2/ Les préjudices extrapatrimoniaux sont :

• Pour les préjudices extrapatrimoniaux temporaires :

o Le déficit fonctionnel temporaire : il est défini dans la nomenclature Dintilhac comme visant à « indemniser l’invalidité subie par la victime dans sa sphère personnelle jusqu’à sa consolidation ». Il s’agit d’indemniser les « périodes d’hospitalisation mais aussi la perte de qualité de vie et celle des joies usuelles de la vie courante ».

o Les souffrances endurées : il s’agit des souffrances physiques ou psychiques qui ont été ressenties par la victime. Elles sont évaluées sur une échelle de 1 à 7.

o Le préjudice esthétique temporaire : il vise à compenser l’altération temporaire de l’apparence physique de la victime (exemple : nez cassé, dents cassées, claudication). Il est aussi évaluée sur une échelle de 1 à 7.

• Pour les préjudices extrapatrimoniaux permanents :

o Le déficit fonctionnel permanent : il vise à indemniser, selon la nomenclature Dintilhac, « non seulement les atteintes aux fonctions physiologiques de la victime, mais aussi la douleur permanente qu’elle ressent, la perte de la qualité de vie et les troubles dans les conditions d’existence qu’elle rencontre au quotidien après sa consolidation ». Ce poste de préjudice a aussi pour objet de réparer la perte d’autonomie subie par la victime.

(Consigne) Recopiez sans rien changer le passage du texte sur les préjudices extrapatrimoniaux qui commence par « 2/ Les préjudices » et va jusqu'à « évaluée sur une échelle de 1 à 7. ».

(Données fournies)
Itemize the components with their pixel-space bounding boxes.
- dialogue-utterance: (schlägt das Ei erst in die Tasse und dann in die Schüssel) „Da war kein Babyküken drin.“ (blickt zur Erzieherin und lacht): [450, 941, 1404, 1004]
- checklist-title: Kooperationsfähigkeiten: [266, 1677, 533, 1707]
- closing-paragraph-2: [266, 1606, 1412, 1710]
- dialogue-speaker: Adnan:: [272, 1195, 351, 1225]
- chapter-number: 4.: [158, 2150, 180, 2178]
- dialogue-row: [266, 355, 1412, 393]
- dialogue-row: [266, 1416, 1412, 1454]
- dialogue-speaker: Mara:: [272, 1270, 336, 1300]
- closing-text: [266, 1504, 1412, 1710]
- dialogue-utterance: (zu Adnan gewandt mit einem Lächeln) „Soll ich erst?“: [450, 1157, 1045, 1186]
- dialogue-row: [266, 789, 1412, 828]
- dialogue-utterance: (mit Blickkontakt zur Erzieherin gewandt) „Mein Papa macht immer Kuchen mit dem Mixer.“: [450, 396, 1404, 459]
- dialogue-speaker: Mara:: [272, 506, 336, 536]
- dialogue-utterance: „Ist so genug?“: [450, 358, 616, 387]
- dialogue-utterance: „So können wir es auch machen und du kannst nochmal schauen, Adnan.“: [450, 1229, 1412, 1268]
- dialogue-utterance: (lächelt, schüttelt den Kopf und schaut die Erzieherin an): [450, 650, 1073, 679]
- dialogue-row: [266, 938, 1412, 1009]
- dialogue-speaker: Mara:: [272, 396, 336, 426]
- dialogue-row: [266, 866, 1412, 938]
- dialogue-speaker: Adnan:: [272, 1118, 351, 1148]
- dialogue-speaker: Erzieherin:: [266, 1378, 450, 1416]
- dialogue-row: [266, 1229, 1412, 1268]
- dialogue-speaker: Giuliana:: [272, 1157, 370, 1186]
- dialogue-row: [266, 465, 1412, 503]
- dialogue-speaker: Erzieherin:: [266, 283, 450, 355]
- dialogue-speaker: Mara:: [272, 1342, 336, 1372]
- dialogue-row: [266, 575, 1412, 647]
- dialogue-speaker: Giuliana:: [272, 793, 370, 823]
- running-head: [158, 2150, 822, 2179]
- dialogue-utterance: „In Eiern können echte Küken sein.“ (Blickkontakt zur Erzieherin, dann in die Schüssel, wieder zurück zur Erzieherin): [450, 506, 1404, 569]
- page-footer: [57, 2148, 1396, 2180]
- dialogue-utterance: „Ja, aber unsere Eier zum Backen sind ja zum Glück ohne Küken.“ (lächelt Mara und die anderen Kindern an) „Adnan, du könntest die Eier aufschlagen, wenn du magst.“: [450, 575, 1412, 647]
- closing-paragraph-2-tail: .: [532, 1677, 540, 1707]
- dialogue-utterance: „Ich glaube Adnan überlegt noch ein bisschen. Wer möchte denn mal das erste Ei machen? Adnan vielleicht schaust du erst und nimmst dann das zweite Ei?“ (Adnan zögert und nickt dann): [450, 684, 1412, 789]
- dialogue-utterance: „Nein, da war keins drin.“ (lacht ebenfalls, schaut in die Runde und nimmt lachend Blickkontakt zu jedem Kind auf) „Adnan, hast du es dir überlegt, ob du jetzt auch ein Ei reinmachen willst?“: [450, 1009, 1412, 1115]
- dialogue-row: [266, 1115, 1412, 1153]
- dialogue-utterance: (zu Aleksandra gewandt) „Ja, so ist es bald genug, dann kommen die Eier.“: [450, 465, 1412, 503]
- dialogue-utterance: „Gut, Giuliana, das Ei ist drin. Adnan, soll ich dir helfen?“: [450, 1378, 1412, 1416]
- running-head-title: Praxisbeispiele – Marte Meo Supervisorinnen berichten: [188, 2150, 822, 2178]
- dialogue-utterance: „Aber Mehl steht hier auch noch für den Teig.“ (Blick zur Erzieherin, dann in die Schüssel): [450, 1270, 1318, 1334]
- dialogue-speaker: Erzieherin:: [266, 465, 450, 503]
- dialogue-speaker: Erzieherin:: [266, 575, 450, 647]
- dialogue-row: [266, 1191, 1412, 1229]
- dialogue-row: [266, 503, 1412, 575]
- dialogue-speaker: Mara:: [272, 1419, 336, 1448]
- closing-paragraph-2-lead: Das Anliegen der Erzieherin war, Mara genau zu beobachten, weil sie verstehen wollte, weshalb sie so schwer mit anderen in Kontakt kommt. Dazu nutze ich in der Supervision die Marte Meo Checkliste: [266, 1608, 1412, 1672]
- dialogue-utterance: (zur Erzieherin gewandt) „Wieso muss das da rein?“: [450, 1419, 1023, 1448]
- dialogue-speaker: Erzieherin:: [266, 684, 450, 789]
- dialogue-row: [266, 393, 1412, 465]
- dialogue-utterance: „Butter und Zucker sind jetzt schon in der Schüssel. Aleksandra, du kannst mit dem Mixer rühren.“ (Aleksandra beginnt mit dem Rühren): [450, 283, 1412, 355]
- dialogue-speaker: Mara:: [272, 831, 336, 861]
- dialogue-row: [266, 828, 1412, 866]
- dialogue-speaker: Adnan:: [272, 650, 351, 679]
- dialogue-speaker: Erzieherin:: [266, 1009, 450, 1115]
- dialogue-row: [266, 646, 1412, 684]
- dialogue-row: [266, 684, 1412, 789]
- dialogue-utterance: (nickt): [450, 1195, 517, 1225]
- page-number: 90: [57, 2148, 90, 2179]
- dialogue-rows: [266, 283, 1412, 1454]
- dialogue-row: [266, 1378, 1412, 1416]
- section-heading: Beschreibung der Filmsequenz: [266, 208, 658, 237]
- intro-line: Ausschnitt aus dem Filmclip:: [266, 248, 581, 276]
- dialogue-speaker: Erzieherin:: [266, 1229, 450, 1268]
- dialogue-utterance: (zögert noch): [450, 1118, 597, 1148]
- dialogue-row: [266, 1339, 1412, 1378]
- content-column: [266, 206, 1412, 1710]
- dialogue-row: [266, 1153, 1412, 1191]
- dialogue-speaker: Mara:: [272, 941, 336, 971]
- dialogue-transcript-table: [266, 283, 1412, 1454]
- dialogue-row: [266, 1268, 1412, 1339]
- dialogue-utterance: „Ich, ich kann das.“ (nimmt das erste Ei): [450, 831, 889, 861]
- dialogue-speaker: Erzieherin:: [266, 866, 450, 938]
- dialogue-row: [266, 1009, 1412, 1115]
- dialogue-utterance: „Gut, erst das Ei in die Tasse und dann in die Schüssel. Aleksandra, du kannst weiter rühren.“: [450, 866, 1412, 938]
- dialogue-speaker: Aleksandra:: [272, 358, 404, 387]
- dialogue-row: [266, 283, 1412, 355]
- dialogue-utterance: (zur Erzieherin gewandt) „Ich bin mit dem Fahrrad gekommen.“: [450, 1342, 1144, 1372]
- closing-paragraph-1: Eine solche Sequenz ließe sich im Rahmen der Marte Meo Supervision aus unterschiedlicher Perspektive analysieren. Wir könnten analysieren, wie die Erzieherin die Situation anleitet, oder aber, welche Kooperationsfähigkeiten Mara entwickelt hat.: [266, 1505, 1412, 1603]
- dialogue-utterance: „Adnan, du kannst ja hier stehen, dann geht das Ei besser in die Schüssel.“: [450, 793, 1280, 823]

(Corrigé)
2/ Les préjudices extrapatrimoniaux sont :

• Pour les préjudices extrapatrimoniaux temporaires :

o Le déficit fonctionnel temporaire : il est défini dans la nomenclature Dintilhac comme visant à « indemniser l’invalidité subie par la victime dans sa sphère personnelle jusqu’à sa consolidation ». Il s’agit d’indemniser les « périodes d’hospitalisation mais aussi la perte de qualité de vie et celle des joies usuelles de la vie courante ».

o Les souffrances endurées : il s’agit des souffrances physiques ou psychiques qui ont été ressenties par la victime. Elles sont évaluées sur une échelle de 1 à 7.

o Le préjudice esthétique temporaire : il vise à compenser l’altération temporaire de l’apparence physique de la victime (exemple : nez cassé, dents cassées, claudication). Il est aussi évaluée sur une échelle de 1 à 7.